__STORED ROWS__.

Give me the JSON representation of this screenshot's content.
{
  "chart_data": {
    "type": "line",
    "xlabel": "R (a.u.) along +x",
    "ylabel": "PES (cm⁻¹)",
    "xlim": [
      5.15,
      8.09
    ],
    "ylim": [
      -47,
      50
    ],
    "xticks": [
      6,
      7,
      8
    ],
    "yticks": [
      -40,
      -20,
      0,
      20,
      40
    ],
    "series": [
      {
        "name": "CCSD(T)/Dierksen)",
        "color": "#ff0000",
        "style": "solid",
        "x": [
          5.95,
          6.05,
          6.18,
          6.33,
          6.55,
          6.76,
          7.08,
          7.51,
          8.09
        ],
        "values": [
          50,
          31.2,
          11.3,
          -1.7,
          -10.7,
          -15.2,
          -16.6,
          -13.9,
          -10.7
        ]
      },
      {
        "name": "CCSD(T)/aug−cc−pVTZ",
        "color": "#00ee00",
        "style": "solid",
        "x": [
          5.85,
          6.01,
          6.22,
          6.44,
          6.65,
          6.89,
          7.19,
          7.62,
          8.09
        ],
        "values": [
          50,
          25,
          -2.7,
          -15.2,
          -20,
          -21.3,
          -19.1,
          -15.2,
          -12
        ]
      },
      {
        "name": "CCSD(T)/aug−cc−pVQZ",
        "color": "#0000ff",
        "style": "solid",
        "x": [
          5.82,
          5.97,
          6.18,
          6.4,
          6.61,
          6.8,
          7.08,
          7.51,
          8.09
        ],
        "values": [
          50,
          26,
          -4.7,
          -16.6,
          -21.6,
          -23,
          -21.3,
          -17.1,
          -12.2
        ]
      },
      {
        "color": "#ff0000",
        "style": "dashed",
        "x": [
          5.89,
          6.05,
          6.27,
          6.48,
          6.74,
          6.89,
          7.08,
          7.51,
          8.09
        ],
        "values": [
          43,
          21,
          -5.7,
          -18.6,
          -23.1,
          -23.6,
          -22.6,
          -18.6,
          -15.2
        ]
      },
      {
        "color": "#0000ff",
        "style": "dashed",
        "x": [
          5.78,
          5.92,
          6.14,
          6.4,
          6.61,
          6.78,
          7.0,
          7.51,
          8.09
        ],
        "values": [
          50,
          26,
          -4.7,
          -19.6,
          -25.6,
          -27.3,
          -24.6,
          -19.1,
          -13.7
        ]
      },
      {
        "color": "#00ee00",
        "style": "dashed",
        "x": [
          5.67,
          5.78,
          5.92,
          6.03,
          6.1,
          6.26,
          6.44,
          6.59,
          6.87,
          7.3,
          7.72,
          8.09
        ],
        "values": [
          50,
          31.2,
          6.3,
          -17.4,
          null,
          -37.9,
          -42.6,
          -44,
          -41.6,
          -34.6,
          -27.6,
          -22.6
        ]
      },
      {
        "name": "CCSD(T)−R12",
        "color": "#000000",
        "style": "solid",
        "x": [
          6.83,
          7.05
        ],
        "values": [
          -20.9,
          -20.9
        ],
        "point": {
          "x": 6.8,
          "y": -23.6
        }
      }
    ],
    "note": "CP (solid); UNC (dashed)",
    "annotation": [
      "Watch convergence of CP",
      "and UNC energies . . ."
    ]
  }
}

__WHAT YOU NEED TO DO__.
Write out the entries above word for word.

__SOLUTION TO THIS TASK__.
Give me the JSON representation of this screenshot's content.
{
  "chart_data": {
    "type": "line",
    "xlabel": "R (a.u.) along +x",
    "ylabel": "PES (cm⁻¹)",
    "xlim": [
      5.15,
      8.09
    ],
    "ylim": [
      -47,
      50
    ],
    "xticks": [
      6,
      7,
      8
    ],
    "yticks": [
      -40,
      -20,
      0,
      20,
      40
    ],
    "series": [
      {
        "name": "CCSD(T)/Dierksen)",
        "color": "#ff0000",
        "style": "solid",
        "x": [
          5.95,
          6.05,
          6.18,
          6.33,
          6.55,
          6.76,
          7.08,
          7.51,
          8.09
        ],
        "values": [
          50,
          31.2,
          11.3,
          -1.7,
          -10.7,
          -15.2,
          -16.6,
          -13.9,
          -10.7
        ]
      },
      {
        "name": "CCSD(T)/aug−cc−pVTZ",
        "color": "#00ee00",
        "style": "solid",
        "x": [
          5.85,
          6.01,
          6.22,
          6.44,
          6.65,
          6.89,
          7.19,
          7.62,
          8.09
        ],
        "values": [
          50,
          25,
          -2.7,
          -15.2,
          -20,
          -21.3,
          -19.1,
          -15.2,
          -12
        ]
      },
      {
        "name": "CCSD(T)/aug−cc−pVQZ",
        "color": "#0000ff",
        "style": "solid",
        "x": [
          5.82,
          5.97,
          6.18,
          6.4,
          6.61,
          6.8,
          7.08,
          7.51,
          8.09
        ],
        "values": [
          50,
          26,
          -4.7,
          -16.6,
          -21.6,
          -23,
          -21.3,
          -17.1,
          -12.2
        ]
      },
      {
        "color": "#ff0000",
        "style": "dashed",
        "x": [
          5.89,
          6.05,
          6.27,
          6.48,
          6.74,
          6.89,
          7.08,
          7.51,
          8.09
        ],
        "values": [
          43,
          21,
          -5.7,
          -18.6,
          -23.1,
          -23.6,
          -22.6,
          -18.6,
          -15.2
        ]
      },
      {
        "color": "#0000ff",
        "style": "dashed",
        "x": [
          5.78,
          5.92,
          6.14,
          6.4,
          6.61,
          6.78,
          7.0,
          7.51,
          8.09
        ],
        "values": [
          50,
          26,
          -4.7,
          -19.6,
          -25.6,
          -27.3,
          -24.6,
          -19.1,
          -13.7
        ]
      },
      {
        "color": "#00ee00",
        "style": "dashed",
        "x": [
          5.67,
          5.78,
          5.92,
          6.03,
          6.1,
          6.26,
          6.44,
          6.59,
          6.87,
          7.3,
          7.72,
          8.09
        ],
        "values": [
          50,
          31.2,
          6.3,
          -17.4,
          null,
          -37.9,
          -42.6,
          -44,
          -41.6,
          -34.6,
          -27.6,
          -22.6
        ]
      },
      {
        "name": "CCSD(T)−R12",
        "color": "#000000",
        "style": "solid",
        "x": [
          6.83,
          7.05
        ],
        "values": [
          -20.9,
          -20.9
        ],
        "point": {
          "x": 6.8,
          "y": -23.6
        }
      }
    ],
    "note": "CP (solid); UNC (dashed)",
    "annotation": [
      "Watch convergence of CP",
      "and UNC energies . . ."
    ]
  }
}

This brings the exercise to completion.